● **TASK STATEMENT**
Pick out every line in the material that contains the word "pivot" and copy it.
++++ MATERIAL PROVIDED
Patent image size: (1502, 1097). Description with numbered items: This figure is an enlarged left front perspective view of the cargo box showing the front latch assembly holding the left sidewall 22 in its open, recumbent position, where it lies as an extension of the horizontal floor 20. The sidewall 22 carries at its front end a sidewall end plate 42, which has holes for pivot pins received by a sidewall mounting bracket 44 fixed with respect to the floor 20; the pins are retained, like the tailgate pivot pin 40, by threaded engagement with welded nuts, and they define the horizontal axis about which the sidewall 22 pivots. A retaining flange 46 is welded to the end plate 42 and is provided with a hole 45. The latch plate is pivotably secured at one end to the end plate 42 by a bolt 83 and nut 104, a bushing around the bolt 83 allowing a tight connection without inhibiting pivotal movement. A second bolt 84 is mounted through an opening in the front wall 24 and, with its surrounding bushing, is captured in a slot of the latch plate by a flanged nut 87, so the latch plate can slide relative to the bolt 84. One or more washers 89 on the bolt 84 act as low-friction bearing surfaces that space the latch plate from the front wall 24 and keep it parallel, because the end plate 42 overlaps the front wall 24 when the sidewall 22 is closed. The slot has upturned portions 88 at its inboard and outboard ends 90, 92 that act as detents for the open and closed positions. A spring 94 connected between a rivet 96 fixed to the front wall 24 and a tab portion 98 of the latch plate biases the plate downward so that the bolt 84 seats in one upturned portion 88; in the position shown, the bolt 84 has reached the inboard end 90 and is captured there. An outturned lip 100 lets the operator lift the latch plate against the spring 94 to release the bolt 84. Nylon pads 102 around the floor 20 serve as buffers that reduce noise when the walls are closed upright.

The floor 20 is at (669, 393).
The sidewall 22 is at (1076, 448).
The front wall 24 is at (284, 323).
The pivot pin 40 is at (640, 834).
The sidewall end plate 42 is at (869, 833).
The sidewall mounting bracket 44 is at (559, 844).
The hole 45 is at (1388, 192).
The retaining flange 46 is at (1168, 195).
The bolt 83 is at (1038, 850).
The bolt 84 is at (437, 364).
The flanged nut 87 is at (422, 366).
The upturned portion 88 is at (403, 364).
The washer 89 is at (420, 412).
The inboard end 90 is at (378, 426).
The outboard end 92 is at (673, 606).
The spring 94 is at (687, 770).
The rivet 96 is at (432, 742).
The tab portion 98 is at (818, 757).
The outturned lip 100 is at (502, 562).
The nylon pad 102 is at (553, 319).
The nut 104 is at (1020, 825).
++++++++
● **TASK RESULT**
Patent image size: (1502, 1097). Description with numbered items: This figure is an enlarged left front perspective view of the cargo box showing the front latch assembly holding the left sidewall 22 in its open, recumbent position, where it lies as an extension of the horizontal floor 20. The sidewall 22 carries at its front end a sidewall end plate 42, which has holes for pivot pins received by a sidewall mounting bracket 44 fixed with respect to the floor 20; the pins are retained, like the tailgate pivot pin 40, by threaded engagement with welded nuts, and they define the horizontal axis about which the sidewall 22 pivots. A retaining flange 46 is welded to the end plate 42 and is provided with a hole 45. The latch plate is pivotably secured at one end to the end plate 42 by a bolt 83 and nut 104, a bushing around the bolt 83 allowing a tight connection without inhibiting pivotal movement. A second bolt 84 is mounted through an opening in the front wall 24 and, with its surrounding bushing, is captured in a slot of the latch plate by a flanged nut 87, so the latch plate can slide relative to the bolt 84. One or more washers 89 on the bolt 84 act as low-friction bearing surfaces that space the latch plate from the front wall 24 and keep it parallel, because the end plate 42 overlaps the front wall 24 when the sidewall 22 is closed. The slot has upturned portions 88 at its inboard and outboard ends 90, 92 that act as detents for the open and closed positions. A spring 94 connected between a rivet 96 fixed to the front wall 24 and a tab portion 98 of the latch plate biases the plate downward so that the bolt 84 seats in one upturned portion 88; in the position shown, the bolt 84 has reached the inboard end 90 and is captured there. An outturned lip 100 lets the operator lift the latch plate against the spring 94 to release the bolt 84. Nylon pads 102 around the floor 20 serve as buffers that reduce noise when the walls are closed upright.
The pivot pin 40 is at (640, 834).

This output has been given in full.